··· Task inputs ···
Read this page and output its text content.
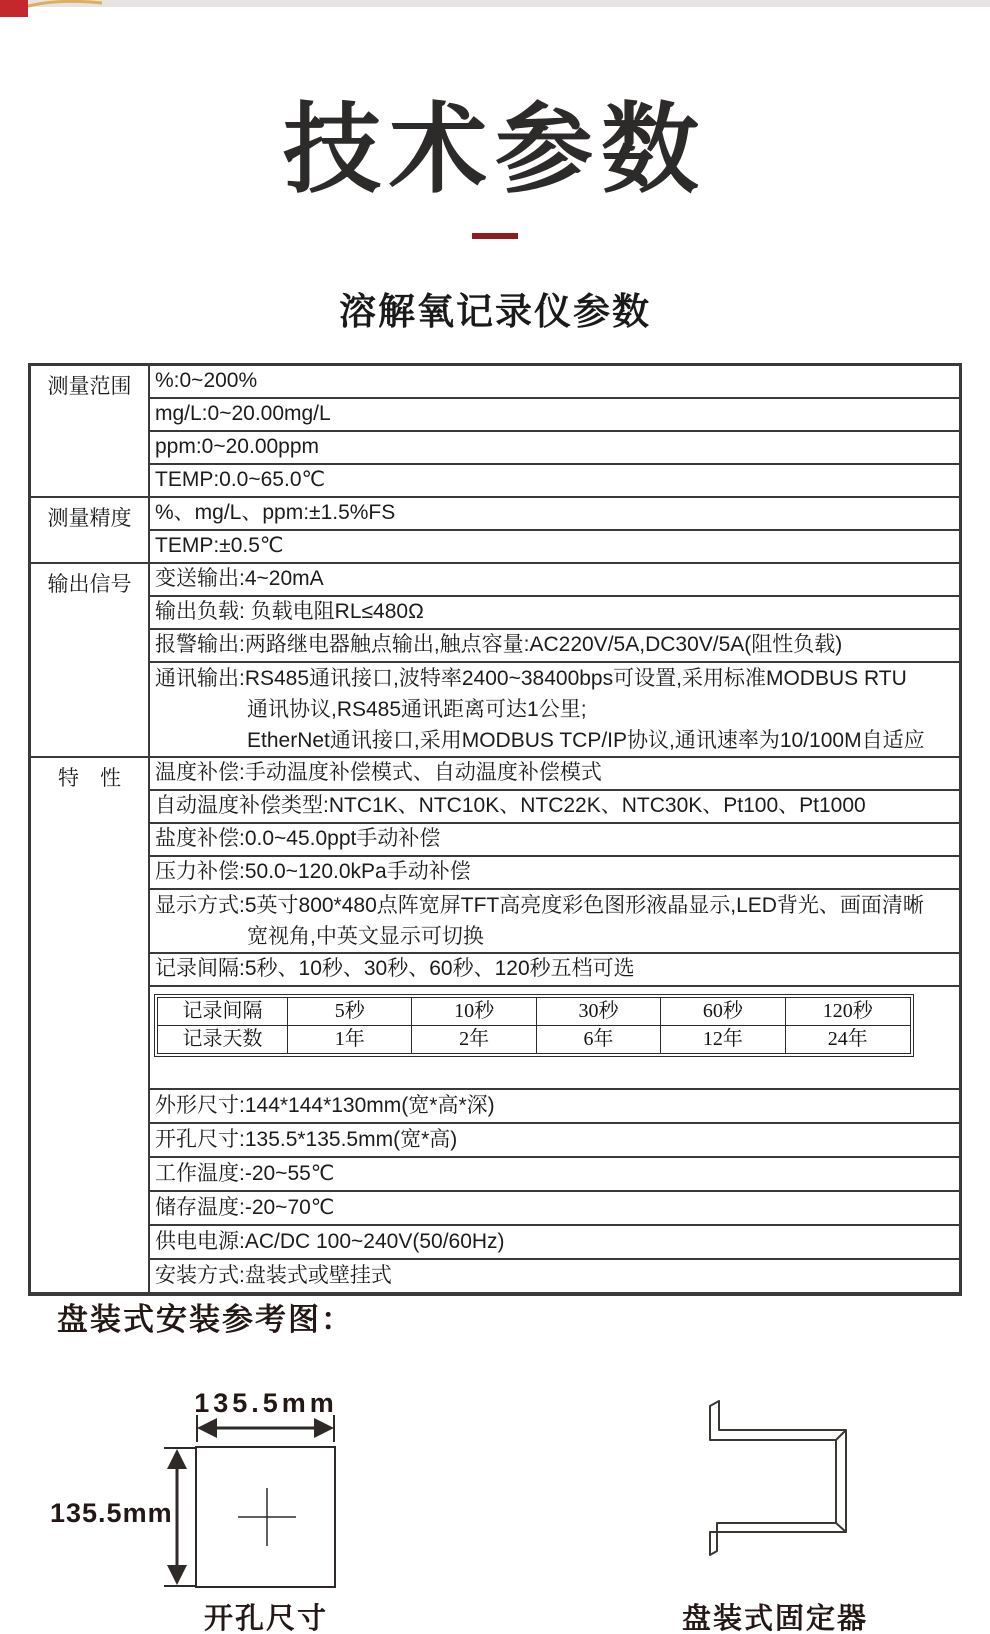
技术参数
溶解氧记录仪参数
测量范围	%:0~200%
mg/L:0~20.00mg/L
ppm:0~20.00ppm
TEMP:0.0~65.0℃
测量精度	%、mg/L、ppm:±1.5%FS
TEMP:±0.5℃
输出信号	变送输出:4~20mA
输出负载: 负载电阻RL≤480Ω
报警输出:两路继电器触点输出,触点容量:AC220V/5A,DC30V/5A(阻性负载)
通讯输出:RS485通讯接口,波特率2400~38400bps可设置,采用标准MODBUS RTU
通讯协议,RS485通讯距离可达1公里;
EtherNet通讯接口,采用MODBUS TCP/IP协议,通讯速率为10/100M自适应
特　性	温度补偿:手动温度补偿模式、自动温度补偿模式
自动温度补偿类型:NTC1K、NTC10K、NTC22K、NTC30K、Pt100、Pt1000
盐度补偿:0.0~45.0ppt手动补偿
压力补偿:50.0~120.0kPa手动补偿
显示方式:5英寸800*480点阵宽屏TFT高亮度彩色图形液晶显示,LED背光、画面清晰
宽视角,中英文显示可切换
记录间隔:5秒、10秒、30秒、60秒、120秒五档可选
记录间隔	5秒	10秒	30秒	60秒	120秒
记录天数	1年	2年	6年	12年	24年
外形尺寸:144*144*130mm(宽*高*深)
开孔尺寸:135.5*135.5mm(宽*高)
工作温度:-20~55℃
储存温度:-20~70℃
供电电源:AC/DC 100~240V(50/60Hz)
安装方式:盘装式或壁挂式
盘装式安装参考图：
135.5mm
135.5mm
开孔尺寸	盘装式固定器
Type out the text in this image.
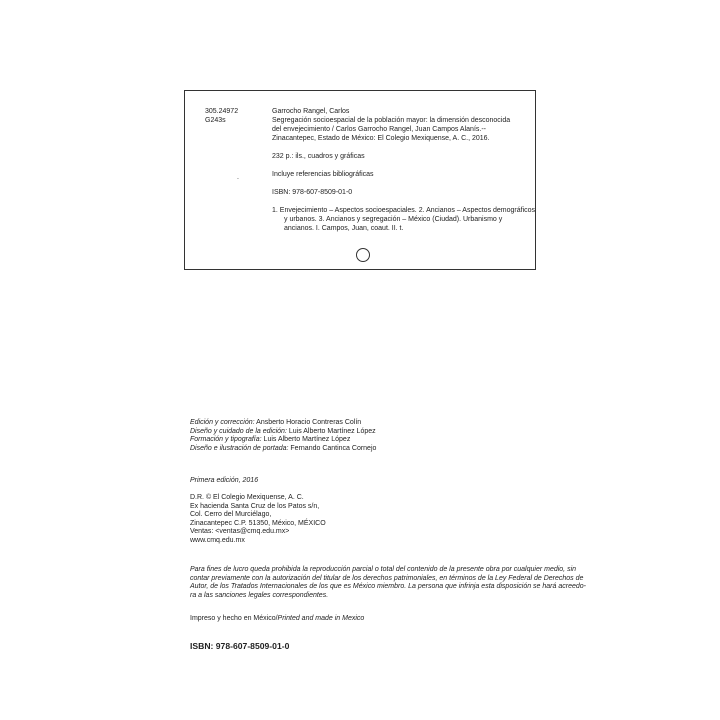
305.24972
G243s
.
Garrocho Rangel, Carlos
Segregación socioespacial de la población mayor: la dimensión desconocida
del envejecimiento / Carlos Garrocho Rangel, Juan Campos Alanís.--
Zinacantepec, Estado de México: El Colegio Mexiquense, A. C., 2016.
232 p.: ils., cuadros y gráficas
Incluye referencias bibliográficas
ISBN: 978-607-8509-01-0
1. Envejecimiento – Aspectos socioespaciales. 2. Ancianos – Aspectos demográficos
y urbanos. 3. Ancianos y segregación – México (Ciudad). Urbanismo y
ancianos. I. Campos, Juan, coaut. II. t.
Edición y corrección: Ansberto Horacio Contreras Colín
Diseño y cuidado de la edición: Luis Alberto Martínez López
Formación y tipografía: Luis Alberto Martínez López
Diseño e ilustración de portada: Fernando Cantinca Cornejo
Primera edición, 2016
D.R. © El Colegio Mexiquense, A. C.
Ex hacienda Santa Cruz de los Patos s/n,
Col. Cerro del Murciélago,
Zinacantepec C.P. 51350, México, MÉXICO
Ventas: <ventas@cmq.edu.mx>
www.cmq.edu.mx
Para fines de lucro queda prohibida la reproducción parcial o total del contenido de la presente obra por cualquier medio, sin
contar previamente con la autorización del titular de los derechos patrimoniales, en términos de la Ley Federal de Derechos de
Autor, de los Tratados Internacionales de los que es México miembro. La persona que infrinja esta disposición se hará acreedo-
ra a las sanciones legales correspondientes.
Impreso y hecho en México/Printed and made in Mexico
ISBN: 978-607-8509-01-0
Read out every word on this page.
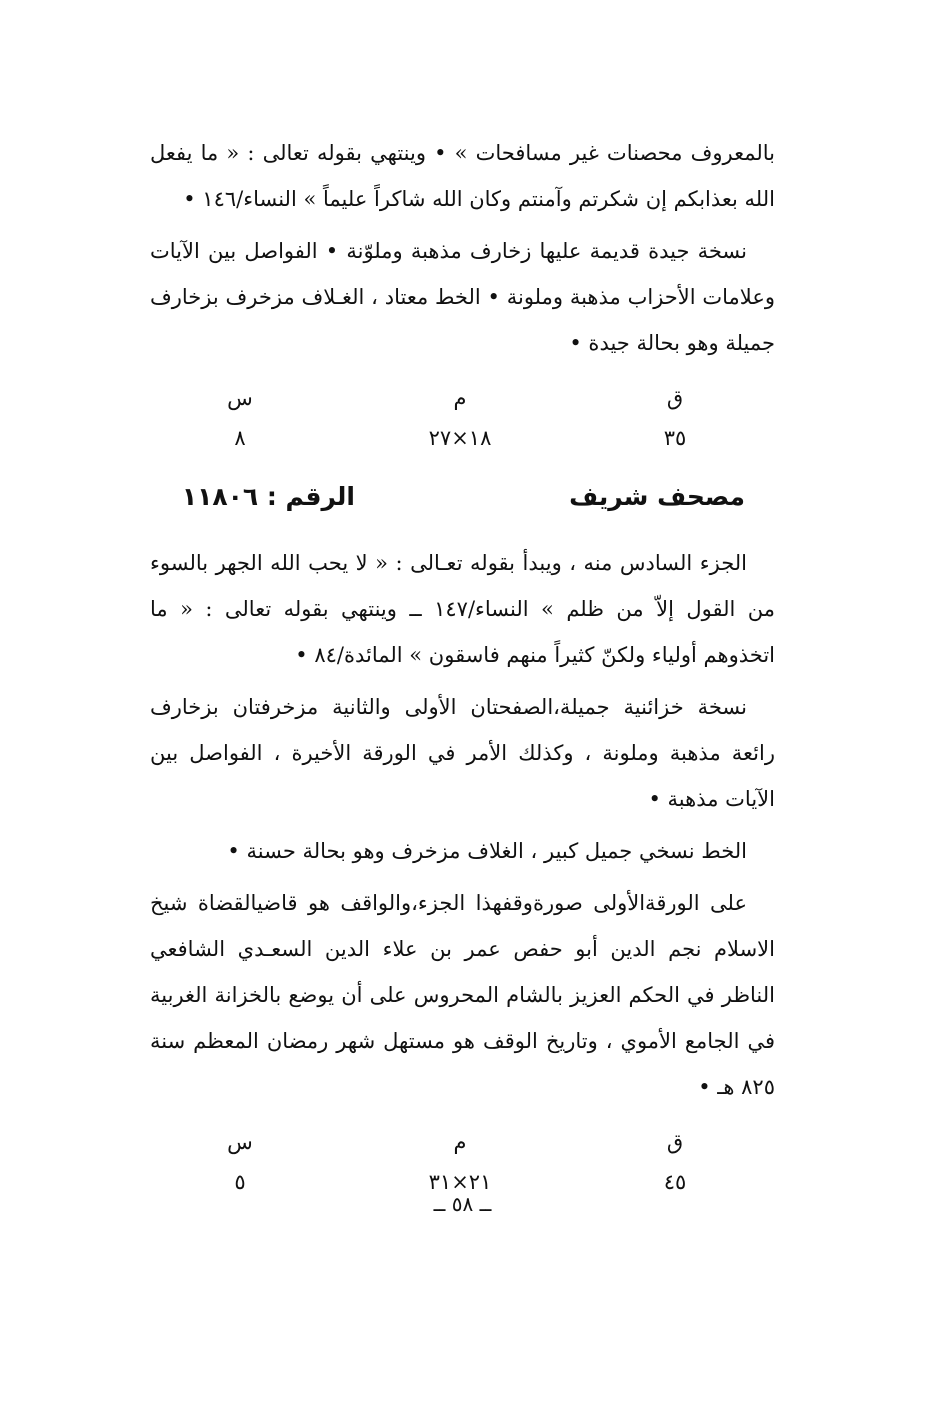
بالمعروف محصنات غير مسافحات » • وينتهي بقوله تعالى : « ما يفعل الله بعذابكم إن شكرتم وآمنتم وكان الله شاكراً عليماً » النساء/١٤٦ •

نسخة جيدة قديمة عليها زخارف مذهبة وملوّنة • الفواصل بين الآيات وعلامات الأحزاب مذهبة وملونة • الخط معتاد ، الغـلاف مزخرف بزخارف جميلة وهو بحالة جيدة •

ق
٣٥
م
١٨×٢٧
س
٨
مصحف شريف
الرقم : ١١٨٠٦

الجزء السادس منه ، ويبدأ بقوله تعـالى : « لا يحب الله الجهر بالسوء من القول إلاّ من ظلم » النساء/١٤٧ ــ وينتهي بقوله تعالى : « ما اتخذوهم أولياء ولكنّ كثيراً منهم فاسقون » المائدة/٨٤ •

نسخة خزائنية جميلة،الصفحتان الأولى والثانية مزخرفتان بزخارف رائعة مذهبة وملونة ، وكذلك الأمر في الورقة الأخيرة ، الفواصل بين الآيات مذهبة •

الخط نسخي جميل كبير ، الغلاف مزخرف وهو بحالة حسنة •

على الورقةالأولى صورةوقفهذا الجزء،والواقف هو قاضيالقضاة شيخ الاسلام نجم الدين أبو حفص عمر بن علاء الدين السعـدي الشافعي الناظر في الحكم العزيز بالشام المحروس على أن يوضع بالخزانة الغربية في الجامع الأموي ، وتاريخ الوقف هو مستهل شهر رمضان المعظم سنة ٨٢٥ هـ •

ق
٤٥
م
٢١×٣١
س
٥
ــ ٥٨ ــ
···
▸ **Goal of the exercise**:
Copy out every line in the listing where the word "Juan" appears.

▸ **Written answer**:
del envejecimiento / Carlos Garrocho Rangel, Juan Campos Alanís.--
ancianos. I. Campos, Juan, coaut. II. t.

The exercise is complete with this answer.